(Structured figure records)
--*--

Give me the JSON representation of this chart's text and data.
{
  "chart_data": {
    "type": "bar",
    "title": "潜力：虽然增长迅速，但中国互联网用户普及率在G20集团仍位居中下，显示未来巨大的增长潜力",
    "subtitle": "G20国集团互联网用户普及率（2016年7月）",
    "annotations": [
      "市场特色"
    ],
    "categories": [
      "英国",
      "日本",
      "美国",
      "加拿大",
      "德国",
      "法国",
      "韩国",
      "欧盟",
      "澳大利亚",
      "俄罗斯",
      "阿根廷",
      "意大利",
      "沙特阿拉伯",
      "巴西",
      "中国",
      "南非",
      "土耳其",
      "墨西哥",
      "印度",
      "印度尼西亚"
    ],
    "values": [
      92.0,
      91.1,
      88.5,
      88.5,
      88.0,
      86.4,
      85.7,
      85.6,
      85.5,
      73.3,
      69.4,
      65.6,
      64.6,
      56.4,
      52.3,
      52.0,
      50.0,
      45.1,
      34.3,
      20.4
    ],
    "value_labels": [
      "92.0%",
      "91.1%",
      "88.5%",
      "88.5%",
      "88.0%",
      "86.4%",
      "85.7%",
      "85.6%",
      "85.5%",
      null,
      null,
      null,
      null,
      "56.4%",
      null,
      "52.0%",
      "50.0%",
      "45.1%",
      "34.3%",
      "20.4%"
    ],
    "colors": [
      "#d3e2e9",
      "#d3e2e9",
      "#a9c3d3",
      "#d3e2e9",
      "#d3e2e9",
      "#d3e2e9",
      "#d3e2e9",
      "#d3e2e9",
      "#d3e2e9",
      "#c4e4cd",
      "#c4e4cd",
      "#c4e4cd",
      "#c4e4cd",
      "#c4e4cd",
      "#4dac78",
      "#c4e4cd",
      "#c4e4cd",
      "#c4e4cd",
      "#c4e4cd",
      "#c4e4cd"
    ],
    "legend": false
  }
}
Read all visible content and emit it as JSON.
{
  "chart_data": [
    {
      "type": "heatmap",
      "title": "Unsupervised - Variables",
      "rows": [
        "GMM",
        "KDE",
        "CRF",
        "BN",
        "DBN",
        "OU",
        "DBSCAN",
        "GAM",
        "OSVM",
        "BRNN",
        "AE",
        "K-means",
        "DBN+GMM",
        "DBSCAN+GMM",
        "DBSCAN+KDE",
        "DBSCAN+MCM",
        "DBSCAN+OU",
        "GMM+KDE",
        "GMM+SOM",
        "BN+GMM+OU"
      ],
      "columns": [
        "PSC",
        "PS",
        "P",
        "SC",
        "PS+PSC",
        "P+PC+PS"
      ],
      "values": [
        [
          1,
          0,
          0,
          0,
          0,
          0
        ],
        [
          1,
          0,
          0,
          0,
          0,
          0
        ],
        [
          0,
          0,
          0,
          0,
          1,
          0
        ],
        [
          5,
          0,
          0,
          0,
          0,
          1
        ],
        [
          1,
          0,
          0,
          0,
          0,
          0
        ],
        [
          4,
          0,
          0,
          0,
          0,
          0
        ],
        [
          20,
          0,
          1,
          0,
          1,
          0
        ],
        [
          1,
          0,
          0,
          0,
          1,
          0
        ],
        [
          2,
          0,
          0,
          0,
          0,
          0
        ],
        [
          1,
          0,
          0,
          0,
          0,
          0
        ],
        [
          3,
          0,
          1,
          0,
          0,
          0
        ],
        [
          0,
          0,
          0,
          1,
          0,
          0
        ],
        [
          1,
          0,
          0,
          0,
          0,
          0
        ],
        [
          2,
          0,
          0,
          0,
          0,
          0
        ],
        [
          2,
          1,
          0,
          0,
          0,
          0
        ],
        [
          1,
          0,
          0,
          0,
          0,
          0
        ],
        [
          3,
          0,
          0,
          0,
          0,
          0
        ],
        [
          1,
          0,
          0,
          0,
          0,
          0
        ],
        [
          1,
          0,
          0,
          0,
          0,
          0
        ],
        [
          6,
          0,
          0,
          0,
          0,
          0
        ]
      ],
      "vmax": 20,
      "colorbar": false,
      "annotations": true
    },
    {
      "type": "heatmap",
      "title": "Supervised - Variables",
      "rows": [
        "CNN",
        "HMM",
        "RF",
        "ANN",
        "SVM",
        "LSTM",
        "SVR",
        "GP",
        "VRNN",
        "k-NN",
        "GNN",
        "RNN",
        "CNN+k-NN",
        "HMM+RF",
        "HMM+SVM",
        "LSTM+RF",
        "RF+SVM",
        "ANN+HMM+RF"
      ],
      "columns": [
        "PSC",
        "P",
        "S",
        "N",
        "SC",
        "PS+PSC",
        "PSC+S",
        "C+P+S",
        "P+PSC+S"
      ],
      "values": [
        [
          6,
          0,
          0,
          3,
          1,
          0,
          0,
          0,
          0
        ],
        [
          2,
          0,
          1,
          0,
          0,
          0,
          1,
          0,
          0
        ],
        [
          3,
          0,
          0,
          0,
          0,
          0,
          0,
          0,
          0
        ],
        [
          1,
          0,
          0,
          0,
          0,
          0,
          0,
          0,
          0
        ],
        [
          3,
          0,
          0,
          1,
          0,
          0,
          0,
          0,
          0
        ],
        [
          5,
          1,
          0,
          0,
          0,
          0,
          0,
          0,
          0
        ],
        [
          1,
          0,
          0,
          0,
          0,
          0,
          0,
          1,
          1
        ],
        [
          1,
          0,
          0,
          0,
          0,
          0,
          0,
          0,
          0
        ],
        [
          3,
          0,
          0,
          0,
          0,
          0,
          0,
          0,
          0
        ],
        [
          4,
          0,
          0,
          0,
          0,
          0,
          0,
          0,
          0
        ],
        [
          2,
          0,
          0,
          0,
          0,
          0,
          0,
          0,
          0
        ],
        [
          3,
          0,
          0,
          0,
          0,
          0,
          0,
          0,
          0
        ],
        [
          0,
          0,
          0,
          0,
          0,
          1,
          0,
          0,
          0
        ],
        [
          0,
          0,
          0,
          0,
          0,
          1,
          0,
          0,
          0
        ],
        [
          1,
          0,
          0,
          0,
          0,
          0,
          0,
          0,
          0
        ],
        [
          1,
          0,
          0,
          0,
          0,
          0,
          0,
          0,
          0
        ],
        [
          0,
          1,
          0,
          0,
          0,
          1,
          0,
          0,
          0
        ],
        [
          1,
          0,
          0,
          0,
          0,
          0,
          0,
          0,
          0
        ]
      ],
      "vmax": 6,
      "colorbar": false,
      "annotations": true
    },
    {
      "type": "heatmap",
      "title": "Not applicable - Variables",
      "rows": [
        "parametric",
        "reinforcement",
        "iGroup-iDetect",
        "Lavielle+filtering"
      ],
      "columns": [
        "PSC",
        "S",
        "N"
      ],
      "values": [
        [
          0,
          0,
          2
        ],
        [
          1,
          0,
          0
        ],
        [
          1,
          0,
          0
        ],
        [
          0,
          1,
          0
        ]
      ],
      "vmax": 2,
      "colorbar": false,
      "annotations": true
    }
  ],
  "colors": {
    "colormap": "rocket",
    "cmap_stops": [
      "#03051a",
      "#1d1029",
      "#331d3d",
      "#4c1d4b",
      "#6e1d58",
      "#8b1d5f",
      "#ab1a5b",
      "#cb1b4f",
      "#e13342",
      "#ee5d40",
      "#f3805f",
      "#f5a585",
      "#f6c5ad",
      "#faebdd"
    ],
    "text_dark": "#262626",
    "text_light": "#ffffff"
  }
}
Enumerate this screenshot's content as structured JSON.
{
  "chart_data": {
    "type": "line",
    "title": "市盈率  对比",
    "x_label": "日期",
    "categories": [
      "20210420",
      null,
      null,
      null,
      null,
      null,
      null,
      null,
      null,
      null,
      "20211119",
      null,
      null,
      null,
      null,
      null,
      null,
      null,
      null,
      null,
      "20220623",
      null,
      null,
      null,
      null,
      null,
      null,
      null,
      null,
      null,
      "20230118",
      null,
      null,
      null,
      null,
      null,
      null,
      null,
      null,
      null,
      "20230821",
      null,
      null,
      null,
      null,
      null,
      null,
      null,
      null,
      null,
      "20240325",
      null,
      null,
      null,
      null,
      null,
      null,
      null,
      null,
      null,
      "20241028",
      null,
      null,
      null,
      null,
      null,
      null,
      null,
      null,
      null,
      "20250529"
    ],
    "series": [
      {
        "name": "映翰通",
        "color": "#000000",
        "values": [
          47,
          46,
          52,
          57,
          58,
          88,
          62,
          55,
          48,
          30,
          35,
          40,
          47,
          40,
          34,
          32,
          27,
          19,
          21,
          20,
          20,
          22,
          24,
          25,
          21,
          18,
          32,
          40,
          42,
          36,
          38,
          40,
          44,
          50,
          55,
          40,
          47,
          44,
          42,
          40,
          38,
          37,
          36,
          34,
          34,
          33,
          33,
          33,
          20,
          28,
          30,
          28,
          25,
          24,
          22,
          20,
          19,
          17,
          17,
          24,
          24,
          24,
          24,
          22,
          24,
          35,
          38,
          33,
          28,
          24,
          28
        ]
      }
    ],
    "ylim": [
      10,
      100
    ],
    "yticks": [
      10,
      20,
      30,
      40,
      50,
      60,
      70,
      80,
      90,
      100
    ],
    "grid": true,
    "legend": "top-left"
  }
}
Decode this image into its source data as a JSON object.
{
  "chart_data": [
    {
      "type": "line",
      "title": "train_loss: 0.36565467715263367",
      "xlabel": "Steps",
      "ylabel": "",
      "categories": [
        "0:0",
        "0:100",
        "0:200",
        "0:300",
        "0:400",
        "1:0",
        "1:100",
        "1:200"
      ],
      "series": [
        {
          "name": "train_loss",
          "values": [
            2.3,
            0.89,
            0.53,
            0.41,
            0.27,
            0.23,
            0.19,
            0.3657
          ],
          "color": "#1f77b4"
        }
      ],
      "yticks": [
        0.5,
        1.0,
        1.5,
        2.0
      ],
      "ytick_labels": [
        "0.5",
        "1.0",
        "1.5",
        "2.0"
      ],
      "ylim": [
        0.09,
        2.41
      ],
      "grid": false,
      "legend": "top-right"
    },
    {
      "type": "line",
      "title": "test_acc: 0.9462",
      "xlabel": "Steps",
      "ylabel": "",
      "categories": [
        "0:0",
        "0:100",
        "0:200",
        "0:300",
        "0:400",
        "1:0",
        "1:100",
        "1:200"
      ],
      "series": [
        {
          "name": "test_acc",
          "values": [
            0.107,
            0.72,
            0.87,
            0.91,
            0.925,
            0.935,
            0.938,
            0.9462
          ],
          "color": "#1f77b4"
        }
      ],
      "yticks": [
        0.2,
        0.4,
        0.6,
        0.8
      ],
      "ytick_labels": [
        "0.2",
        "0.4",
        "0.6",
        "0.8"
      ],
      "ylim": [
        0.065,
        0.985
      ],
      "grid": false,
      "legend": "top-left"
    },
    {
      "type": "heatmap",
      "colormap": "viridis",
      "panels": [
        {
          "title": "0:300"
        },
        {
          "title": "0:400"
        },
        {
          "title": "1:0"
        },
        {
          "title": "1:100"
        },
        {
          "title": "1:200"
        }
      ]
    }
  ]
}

--*--

> _The exercise_
Using the listing above, pick out each line that contains the word "name", then copy it.

> _Solution to this task_
        "name": "映翰通",
          "name": "train_loss",
          "name": "test_acc",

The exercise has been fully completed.